Data for processing:
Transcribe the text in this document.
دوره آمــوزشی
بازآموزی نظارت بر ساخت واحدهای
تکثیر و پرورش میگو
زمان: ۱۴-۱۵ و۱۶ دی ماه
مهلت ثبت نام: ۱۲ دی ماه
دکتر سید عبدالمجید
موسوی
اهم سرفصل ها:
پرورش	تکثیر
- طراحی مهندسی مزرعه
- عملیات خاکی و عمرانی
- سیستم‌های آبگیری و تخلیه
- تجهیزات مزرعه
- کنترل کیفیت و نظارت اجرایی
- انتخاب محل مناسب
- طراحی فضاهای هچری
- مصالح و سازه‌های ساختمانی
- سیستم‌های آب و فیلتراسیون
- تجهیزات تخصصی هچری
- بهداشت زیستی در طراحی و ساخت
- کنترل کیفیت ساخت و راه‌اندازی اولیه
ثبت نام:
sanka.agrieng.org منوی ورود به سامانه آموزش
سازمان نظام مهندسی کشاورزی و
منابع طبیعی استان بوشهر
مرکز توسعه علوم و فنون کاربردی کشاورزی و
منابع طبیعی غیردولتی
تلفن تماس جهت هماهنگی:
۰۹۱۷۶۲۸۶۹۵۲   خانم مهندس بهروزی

Task description: Repeat the material in full, exactly as it stands.

Response to the exercise:
Transcribe the text in this document.
دوره آمــوزشی
بازآموزی نظارت بر ساخت واحدهای
تکثیر و پرورش میگو
زمان: ۱۴-۱۵ و۱۶ دی ماه
مهلت ثبت نام: ۱۲ دی ماه
دکتر سید عبدالمجید
موسوی
اهم سرفصل ها:
پرورش	تکثیر
- طراحی مهندسی مزرعه
- عملیات خاکی و عمرانی
- سیستم‌های آبگیری و تخلیه
- تجهیزات مزرعه
- کنترل کیفیت و نظارت اجرایی
- انتخاب محل مناسب
- طراحی فضاهای هچری
- مصالح و سازه‌های ساختمانی
- سیستم‌های آب و فیلتراسیون
- تجهیزات تخصصی هچری
- بهداشت زیستی در طراحی و ساخت
- کنترل کیفیت ساخت و راه‌اندازی اولیه
ثبت نام:
sanka.agrieng.org منوی ورود به سامانه آموزش
سازمان نظام مهندسی کشاورزی و
منابع طبیعی استان بوشهر
مرکز توسعه علوم و فنون کاربردی کشاورزی و
منابع طبیعی غیردولتی
تلفن تماس جهت هماهنگی:
۰۹۱۷۶۲۸۶۹۵۲   خانم مهندس بهروزی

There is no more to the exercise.